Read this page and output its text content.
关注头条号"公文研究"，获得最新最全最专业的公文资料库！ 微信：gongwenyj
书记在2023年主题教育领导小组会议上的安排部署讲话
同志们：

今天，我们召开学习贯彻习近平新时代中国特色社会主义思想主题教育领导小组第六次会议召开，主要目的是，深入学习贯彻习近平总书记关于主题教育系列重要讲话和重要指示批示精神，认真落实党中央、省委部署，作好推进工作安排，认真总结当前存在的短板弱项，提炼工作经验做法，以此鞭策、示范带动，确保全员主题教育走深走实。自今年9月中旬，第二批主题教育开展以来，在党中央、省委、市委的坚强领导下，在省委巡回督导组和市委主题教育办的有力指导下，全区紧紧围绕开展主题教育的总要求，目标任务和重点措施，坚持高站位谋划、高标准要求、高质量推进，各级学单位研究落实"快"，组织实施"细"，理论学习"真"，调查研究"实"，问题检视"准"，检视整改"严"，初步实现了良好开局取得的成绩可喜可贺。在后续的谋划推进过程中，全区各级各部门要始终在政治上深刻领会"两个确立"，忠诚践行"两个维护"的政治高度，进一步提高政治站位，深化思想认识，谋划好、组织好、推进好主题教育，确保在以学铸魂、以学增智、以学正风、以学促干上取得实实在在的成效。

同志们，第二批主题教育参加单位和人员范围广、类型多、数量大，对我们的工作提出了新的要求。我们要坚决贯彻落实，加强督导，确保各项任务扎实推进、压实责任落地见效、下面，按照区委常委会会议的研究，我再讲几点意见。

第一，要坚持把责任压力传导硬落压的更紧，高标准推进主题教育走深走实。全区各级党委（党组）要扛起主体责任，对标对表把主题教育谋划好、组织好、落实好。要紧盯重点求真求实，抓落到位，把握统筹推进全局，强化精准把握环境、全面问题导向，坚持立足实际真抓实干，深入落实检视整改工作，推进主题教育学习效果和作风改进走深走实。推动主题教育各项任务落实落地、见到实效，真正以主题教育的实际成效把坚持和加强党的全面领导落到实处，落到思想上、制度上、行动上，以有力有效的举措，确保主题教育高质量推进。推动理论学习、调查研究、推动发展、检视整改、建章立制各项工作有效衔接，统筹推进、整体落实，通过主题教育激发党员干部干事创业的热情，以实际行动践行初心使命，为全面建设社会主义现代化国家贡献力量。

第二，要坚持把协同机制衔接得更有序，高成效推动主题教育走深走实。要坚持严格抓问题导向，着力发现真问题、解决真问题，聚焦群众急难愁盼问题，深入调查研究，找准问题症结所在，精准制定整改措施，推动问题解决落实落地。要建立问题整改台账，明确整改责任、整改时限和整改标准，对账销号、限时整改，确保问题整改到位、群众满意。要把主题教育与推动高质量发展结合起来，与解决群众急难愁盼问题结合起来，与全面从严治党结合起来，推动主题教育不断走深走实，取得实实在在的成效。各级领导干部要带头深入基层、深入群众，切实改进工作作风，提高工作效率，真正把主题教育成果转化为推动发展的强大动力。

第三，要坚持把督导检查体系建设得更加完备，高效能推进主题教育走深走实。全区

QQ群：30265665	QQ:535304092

━━━━━━━━━━

• Set problem: Return the entries in full, keeping every line exactly as it is.

• Solution to this problem:
Read this page and output its text content.
关注头条号"公文研究"，获得最新最全最专业的公文资料库！ 微信：gongwenyj
书记在2023年主题教育领导小组会议上的安排部署讲话
同志们：

今天，我们召开学习贯彻习近平新时代中国特色社会主义思想主题教育领导小组第六次会议召开，主要目的是，深入学习贯彻习近平总书记关于主题教育系列重要讲话和重要指示批示精神，认真落实党中央、省委部署，作好推进工作安排，认真总结当前存在的短板弱项，提炼工作经验做法，以此鞭策、示范带动，确保全员主题教育走深走实。自今年9月中旬，第二批主题教育开展以来，在党中央、省委、市委的坚强领导下，在省委巡回督导组和市委主题教育办的有力指导下，全区紧紧围绕开展主题教育的总要求，目标任务和重点措施，坚持高站位谋划、高标准要求、高质量推进，各级学单位研究落实"快"，组织实施"细"，理论学习"真"，调查研究"实"，问题检视"准"，检视整改"严"，初步实现了良好开局取得的成绩可喜可贺。在后续的谋划推进过程中，全区各级各部门要始终在政治上深刻领会"两个确立"，忠诚践行"两个维护"的政治高度，进一步提高政治站位，深化思想认识，谋划好、组织好、推进好主题教育，确保在以学铸魂、以学增智、以学正风、以学促干上取得实实在在的成效。

同志们，第二批主题教育参加单位和人员范围广、类型多、数量大，对我们的工作提出了新的要求。我们要坚决贯彻落实，加强督导，确保各项任务扎实推进、压实责任落地见效、下面，按照区委常委会会议的研究，我再讲几点意见。

第一，要坚持把责任压力传导硬落压的更紧，高标准推进主题教育走深走实。全区各级党委（党组）要扛起主体责任，对标对表把主题教育谋划好、组织好、落实好。要紧盯重点求真求实，抓落到位，把握统筹推进全局，强化精准把握环境、全面问题导向，坚持立足实际真抓实干，深入落实检视整改工作，推进主题教育学习效果和作风改进走深走实。推动主题教育各项任务落实落地、见到实效，真正以主题教育的实际成效把坚持和加强党的全面领导落到实处，落到思想上、制度上、行动上，以有力有效的举措，确保主题教育高质量推进。推动理论学习、调查研究、推动发展、检视整改、建章立制各项工作有效衔接，统筹推进、整体落实，通过主题教育激发党员干部干事创业的热情，以实际行动践行初心使命，为全面建设社会主义现代化国家贡献力量。

第二，要坚持把协同机制衔接得更有序，高成效推动主题教育走深走实。要坚持严格抓问题导向，着力发现真问题、解决真问题，聚焦群众急难愁盼问题，深入调查研究，找准问题症结所在，精准制定整改措施，推动问题解决落实落地。要建立问题整改台账，明确整改责任、整改时限和整改标准，对账销号、限时整改，确保问题整改到位、群众满意。要把主题教育与推动高质量发展结合起来，与解决群众急难愁盼问题结合起来，与全面从严治党结合起来，推动主题教育不断走深走实，取得实实在在的成效。各级领导干部要带头深入基层、深入群众，切实改进工作作风，提高工作效率，真正把主题教育成果转化为推动发展的强大动力。

第三，要坚持把督导检查体系建设得更加完备，高效能推进主题教育走深走实。全区

QQ群：30265665	QQ:535304092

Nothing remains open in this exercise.